The entire listing is to be repeated verbatim.

DATA SUPPLIED |
Begin
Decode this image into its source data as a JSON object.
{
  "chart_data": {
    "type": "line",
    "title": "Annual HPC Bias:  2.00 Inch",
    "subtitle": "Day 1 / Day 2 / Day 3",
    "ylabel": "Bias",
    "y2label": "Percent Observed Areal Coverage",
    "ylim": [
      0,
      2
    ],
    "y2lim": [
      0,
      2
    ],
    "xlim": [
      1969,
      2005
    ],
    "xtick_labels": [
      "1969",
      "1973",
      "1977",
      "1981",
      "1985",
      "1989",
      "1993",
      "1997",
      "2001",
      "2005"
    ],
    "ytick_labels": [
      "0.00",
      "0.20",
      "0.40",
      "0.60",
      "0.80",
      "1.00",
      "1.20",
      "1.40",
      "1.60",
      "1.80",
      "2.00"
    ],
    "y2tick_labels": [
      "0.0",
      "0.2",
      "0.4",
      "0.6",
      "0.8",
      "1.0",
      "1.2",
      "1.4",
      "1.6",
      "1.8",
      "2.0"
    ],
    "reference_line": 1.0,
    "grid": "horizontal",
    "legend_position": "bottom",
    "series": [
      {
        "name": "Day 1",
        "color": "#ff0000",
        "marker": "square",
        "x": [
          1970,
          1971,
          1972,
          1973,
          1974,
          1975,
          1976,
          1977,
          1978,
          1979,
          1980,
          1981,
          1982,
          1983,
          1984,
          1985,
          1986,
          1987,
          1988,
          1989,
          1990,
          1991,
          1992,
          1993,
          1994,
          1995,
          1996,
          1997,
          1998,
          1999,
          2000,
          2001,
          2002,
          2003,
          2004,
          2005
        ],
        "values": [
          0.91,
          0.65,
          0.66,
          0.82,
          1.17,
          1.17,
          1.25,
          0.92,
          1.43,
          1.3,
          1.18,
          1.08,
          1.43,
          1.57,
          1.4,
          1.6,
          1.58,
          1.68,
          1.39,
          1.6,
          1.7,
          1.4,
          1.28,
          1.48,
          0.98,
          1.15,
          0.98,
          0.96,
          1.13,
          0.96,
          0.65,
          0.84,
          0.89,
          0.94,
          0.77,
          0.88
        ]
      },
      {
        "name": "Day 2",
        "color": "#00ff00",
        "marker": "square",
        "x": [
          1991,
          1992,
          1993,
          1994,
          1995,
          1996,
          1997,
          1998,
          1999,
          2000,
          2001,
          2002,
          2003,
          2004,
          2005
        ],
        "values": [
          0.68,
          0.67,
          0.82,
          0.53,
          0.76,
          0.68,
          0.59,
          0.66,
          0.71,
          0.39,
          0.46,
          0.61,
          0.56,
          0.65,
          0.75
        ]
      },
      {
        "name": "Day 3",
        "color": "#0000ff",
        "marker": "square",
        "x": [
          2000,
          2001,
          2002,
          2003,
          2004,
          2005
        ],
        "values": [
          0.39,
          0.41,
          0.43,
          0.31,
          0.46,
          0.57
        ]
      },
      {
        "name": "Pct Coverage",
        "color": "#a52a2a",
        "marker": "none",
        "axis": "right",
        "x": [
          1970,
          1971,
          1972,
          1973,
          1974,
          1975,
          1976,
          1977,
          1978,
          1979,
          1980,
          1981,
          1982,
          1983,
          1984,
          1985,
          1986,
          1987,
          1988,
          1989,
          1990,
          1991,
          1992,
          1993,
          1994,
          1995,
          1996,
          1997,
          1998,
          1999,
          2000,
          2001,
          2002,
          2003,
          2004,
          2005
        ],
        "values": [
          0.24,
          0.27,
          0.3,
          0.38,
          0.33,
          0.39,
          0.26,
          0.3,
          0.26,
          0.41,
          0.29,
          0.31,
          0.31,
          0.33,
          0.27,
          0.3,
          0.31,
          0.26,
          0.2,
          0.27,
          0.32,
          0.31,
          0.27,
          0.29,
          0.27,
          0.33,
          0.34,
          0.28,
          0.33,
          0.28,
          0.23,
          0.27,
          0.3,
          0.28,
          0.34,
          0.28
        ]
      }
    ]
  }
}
End
WORKED SOLUTION |
Decode this image into its source data as a JSON object.
{
  "chart_data": {
    "type": "line",
    "title": "Annual HPC Bias:  2.00 Inch",
    "subtitle": "Day 1 / Day 2 / Day 3",
    "ylabel": "Bias",
    "y2label": "Percent Observed Areal Coverage",
    "ylim": [
      0,
      2
    ],
    "y2lim": [
      0,
      2
    ],
    "xlim": [
      1969,
      2005
    ],
    "xtick_labels": [
      "1969",
      "1973",
      "1977",
      "1981",
      "1985",
      "1989",
      "1993",
      "1997",
      "2001",
      "2005"
    ],
    "ytick_labels": [
      "0.00",
      "0.20",
      "0.40",
      "0.60",
      "0.80",
      "1.00",
      "1.20",
      "1.40",
      "1.60",
      "1.80",
      "2.00"
    ],
    "y2tick_labels": [
      "0.0",
      "0.2",
      "0.4",
      "0.6",
      "0.8",
      "1.0",
      "1.2",
      "1.4",
      "1.6",
      "1.8",
      "2.0"
    ],
    "reference_line": 1.0,
    "grid": "horizontal",
    "legend_position": "bottom",
    "series": [
      {
        "name": "Day 1",
        "color": "#ff0000",
        "marker": "square",
        "x": [
          1970,
          1971,
          1972,
          1973,
          1974,
          1975,
          1976,
          1977,
          1978,
          1979,
          1980,
          1981,
          1982,
          1983,
          1984,
          1985,
          1986,
          1987,
          1988,
          1989,
          1990,
          1991,
          1992,
          1993,
          1994,
          1995,
          1996,
          1997,
          1998,
          1999,
          2000,
          2001,
          2002,
          2003,
          2004,
          2005
        ],
        "values": [
          0.91,
          0.65,
          0.66,
          0.82,
          1.17,
          1.17,
          1.25,
          0.92,
          1.43,
          1.3,
          1.18,
          1.08,
          1.43,
          1.57,
          1.4,
          1.6,
          1.58,
          1.68,
          1.39,
          1.6,
          1.7,
          1.4,
          1.28,
          1.48,
          0.98,
          1.15,
          0.98,
          0.96,
          1.13,
          0.96,
          0.65,
          0.84,
          0.89,
          0.94,
          0.77,
          0.88
        ]
      },
      {
        "name": "Day 2",
        "color": "#00ff00",
        "marker": "square",
        "x": [
          1991,
          1992,
          1993,
          1994,
          1995,
          1996,
          1997,
          1998,
          1999,
          2000,
          2001,
          2002,
          2003,
          2004,
          2005
        ],
        "values": [
          0.68,
          0.67,
          0.82,
          0.53,
          0.76,
          0.68,
          0.59,
          0.66,
          0.71,
          0.39,
          0.46,
          0.61,
          0.56,
          0.65,
          0.75
        ]
      },
      {
        "name": "Day 3",
        "color": "#0000ff",
        "marker": "square",
        "x": [
          2000,
          2001,
          2002,
          2003,
          2004,
          2005
        ],
        "values": [
          0.39,
          0.41,
          0.43,
          0.31,
          0.46,
          0.57
        ]
      },
      {
        "name": "Pct Coverage",
        "color": "#a52a2a",
        "marker": "none",
        "axis": "right",
        "x": [
          1970,
          1971,
          1972,
          1973,
          1974,
          1975,
          1976,
          1977,
          1978,
          1979,
          1980,
          1981,
          1982,
          1983,
          1984,
          1985,
          1986,
          1987,
          1988,
          1989,
          1990,
          1991,
          1992,
          1993,
          1994,
          1995,
          1996,
          1997,
          1998,
          1999,
          2000,
          2001,
          2002,
          2003,
          2004,
          2005
        ],
        "values": [
          0.24,
          0.27,
          0.3,
          0.38,
          0.33,
          0.39,
          0.26,
          0.3,
          0.26,
          0.41,
          0.29,
          0.31,
          0.31,
          0.33,
          0.27,
          0.3,
          0.31,
          0.26,
          0.2,
          0.27,
          0.32,
          0.31,
          0.27,
          0.29,
          0.27,
          0.33,
          0.34,
          0.28,
          0.33,
          0.28,
          0.23,
          0.27,
          0.3,
          0.28,
          0.34,
          0.28
        ]
      }
    ]
  }
}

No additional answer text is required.